Written task: Pick out every line that holds the string "rozpatrzenia" and copy it.
· · ·
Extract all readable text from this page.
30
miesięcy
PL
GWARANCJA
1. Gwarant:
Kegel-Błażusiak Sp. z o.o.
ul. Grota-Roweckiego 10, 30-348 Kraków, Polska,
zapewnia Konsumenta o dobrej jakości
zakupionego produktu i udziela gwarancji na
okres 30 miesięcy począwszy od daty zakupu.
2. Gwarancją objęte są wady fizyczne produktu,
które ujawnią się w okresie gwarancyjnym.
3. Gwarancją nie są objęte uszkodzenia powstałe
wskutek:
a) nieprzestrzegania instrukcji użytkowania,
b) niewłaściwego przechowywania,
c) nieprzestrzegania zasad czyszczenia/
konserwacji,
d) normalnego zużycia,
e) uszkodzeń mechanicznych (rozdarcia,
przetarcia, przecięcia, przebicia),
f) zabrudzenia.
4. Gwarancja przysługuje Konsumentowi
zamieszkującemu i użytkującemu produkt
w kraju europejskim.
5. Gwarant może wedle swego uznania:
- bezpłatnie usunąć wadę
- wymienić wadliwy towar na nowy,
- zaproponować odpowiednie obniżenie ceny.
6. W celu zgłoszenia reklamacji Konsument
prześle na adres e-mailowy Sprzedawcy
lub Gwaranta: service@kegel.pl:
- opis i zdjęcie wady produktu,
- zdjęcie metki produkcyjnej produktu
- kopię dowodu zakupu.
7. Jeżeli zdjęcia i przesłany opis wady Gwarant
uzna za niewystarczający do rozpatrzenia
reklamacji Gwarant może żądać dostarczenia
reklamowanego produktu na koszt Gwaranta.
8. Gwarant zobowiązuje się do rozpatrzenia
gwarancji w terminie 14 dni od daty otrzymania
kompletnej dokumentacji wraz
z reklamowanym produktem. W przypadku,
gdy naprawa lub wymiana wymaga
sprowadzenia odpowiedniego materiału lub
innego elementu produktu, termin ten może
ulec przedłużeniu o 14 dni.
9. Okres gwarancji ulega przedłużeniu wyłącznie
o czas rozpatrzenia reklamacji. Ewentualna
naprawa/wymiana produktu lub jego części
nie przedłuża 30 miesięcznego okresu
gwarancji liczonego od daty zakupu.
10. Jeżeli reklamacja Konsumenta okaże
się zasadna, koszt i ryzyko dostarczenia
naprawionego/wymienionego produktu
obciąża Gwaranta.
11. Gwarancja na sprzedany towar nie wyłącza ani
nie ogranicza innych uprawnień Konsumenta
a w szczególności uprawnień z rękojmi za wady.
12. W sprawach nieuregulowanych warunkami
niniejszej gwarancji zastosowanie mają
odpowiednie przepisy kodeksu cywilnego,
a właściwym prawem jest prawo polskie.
· · ·
Exercise answer:
uzna za niewystarczający do rozpatrzenia
8. Gwarant zobowiązuje się do rozpatrzenia
o czas rozpatrzenia reklamacji. Ewentualna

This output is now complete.